PROBLEM REQUIREMENTS
Pick out all lines in the listing holding the string "circle" and copy them.

INPUT MATERIAL
※ ※ ※

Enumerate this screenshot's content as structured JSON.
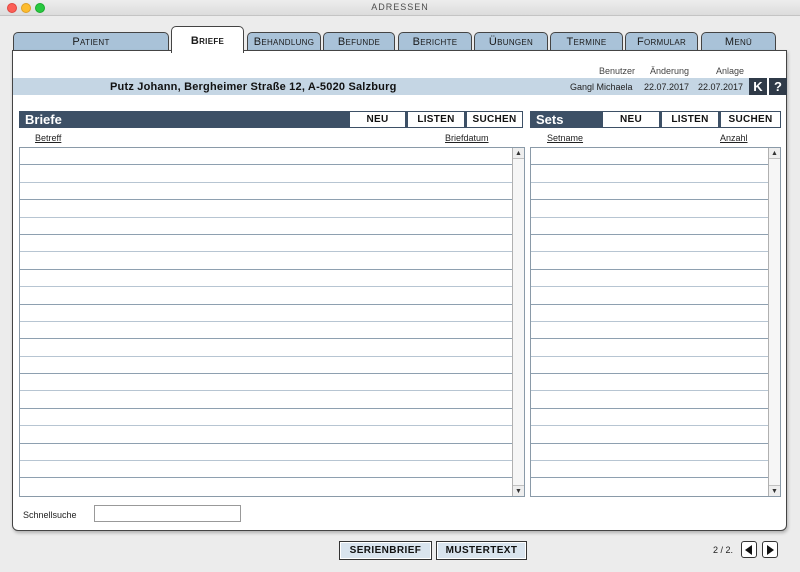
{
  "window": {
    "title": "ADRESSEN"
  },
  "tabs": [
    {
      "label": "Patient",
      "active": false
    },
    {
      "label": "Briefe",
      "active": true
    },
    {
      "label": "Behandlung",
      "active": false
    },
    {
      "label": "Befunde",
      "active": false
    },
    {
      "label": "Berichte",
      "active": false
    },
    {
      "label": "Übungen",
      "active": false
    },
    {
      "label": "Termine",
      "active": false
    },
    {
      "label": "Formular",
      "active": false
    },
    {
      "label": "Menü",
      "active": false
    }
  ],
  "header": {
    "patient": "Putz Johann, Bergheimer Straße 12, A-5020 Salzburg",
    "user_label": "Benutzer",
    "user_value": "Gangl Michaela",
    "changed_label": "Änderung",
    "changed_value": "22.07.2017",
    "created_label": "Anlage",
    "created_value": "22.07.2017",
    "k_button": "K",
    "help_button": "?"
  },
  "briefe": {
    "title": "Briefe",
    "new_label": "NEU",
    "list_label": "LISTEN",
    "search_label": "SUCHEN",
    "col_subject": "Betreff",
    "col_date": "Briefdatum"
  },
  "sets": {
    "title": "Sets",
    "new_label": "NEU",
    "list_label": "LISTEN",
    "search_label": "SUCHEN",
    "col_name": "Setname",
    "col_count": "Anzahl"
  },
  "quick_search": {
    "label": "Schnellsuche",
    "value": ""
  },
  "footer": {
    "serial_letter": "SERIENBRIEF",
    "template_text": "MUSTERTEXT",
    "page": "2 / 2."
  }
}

※ ※ ※

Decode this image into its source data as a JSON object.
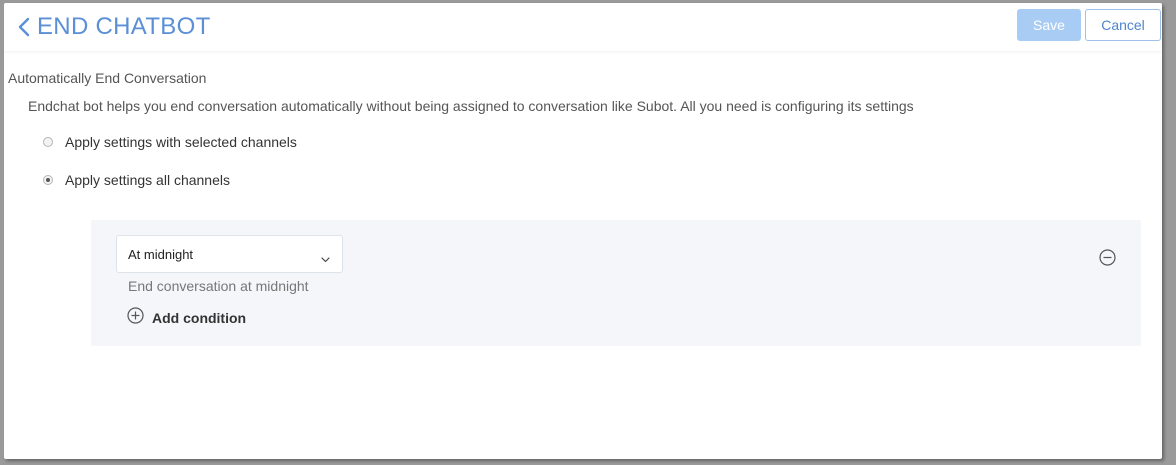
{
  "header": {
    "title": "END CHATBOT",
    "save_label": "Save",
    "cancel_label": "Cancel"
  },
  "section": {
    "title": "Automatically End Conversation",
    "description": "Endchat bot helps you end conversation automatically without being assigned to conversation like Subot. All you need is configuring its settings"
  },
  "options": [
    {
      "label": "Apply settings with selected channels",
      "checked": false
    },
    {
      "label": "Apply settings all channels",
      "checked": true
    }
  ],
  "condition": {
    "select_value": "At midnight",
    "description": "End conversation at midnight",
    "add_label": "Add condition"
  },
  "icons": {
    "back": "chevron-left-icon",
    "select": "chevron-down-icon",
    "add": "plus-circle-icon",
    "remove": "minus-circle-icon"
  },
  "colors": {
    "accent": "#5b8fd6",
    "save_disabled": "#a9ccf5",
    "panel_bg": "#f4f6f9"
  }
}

※ ※ ※

CORRECT RESULT
    "add": "plus-circle-icon",
    "remove": "minus-circle-icon"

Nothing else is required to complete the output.